> [Dataset excerpts]:
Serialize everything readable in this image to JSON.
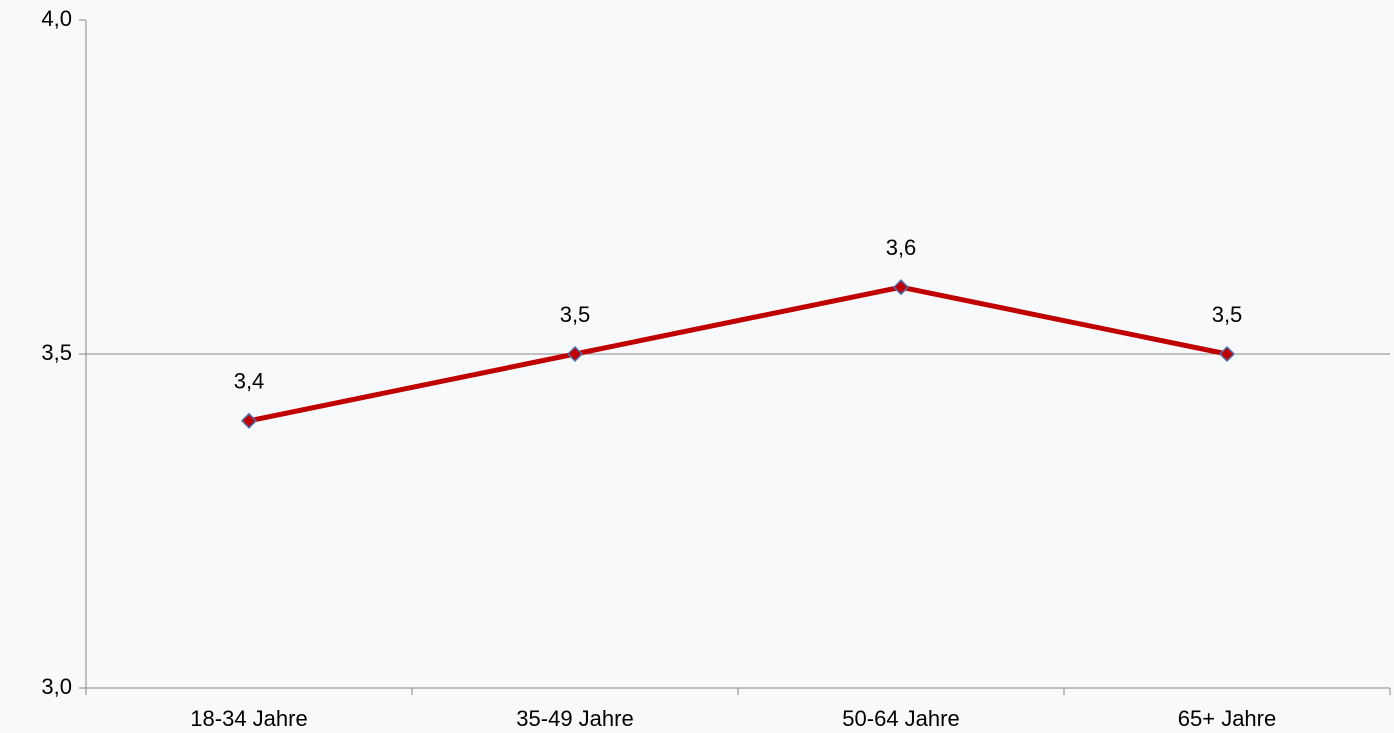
{
  "chart_data": {
    "type": "line",
    "categories": [
      "18-34 Jahre",
      "35-49 Jahre",
      "50-64 Jahre",
      "65+ Jahre"
    ],
    "series": [
      {
        "color": "#c00000",
        "values": [
          3.4,
          3.5,
          3.6,
          3.5
        ],
        "value_labels": [
          "3,4",
          "3,5",
          "3,6",
          "3,5"
        ]
      }
    ],
    "ylim": [
      3,
      4
    ],
    "yticks": [
      {
        "value": 3,
        "label": "3,0"
      },
      {
        "value": 3.5,
        "label": "3,5"
      },
      {
        "value": 4,
        "label": "4,0"
      }
    ],
    "grid": true
  }
}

> [Stated problem]: Your copy of the data should match it exactly, except that pictures are left out.

> [Correct output]:
Serialize everything readable in this image to JSON.
{
  "chart_data": {
    "type": "line",
    "categories": [
      "18-34 Jahre",
      "35-49 Jahre",
      "50-64 Jahre",
      "65+ Jahre"
    ],
    "series": [
      {
        "color": "#c00000",
        "values": [
          3.4,
          3.5,
          3.6,
          3.5
        ],
        "value_labels": [
          "3,4",
          "3,5",
          "3,6",
          "3,5"
        ]
      }
    ],
    "ylim": [
      3,
      4
    ],
    "yticks": [
      {
        "value": 3,
        "label": "3,0"
      },
      {
        "value": 3.5,
        "label": "3,5"
      },
      {
        "value": 4,
        "label": "4,0"
      }
    ],
    "grid": true
  }
}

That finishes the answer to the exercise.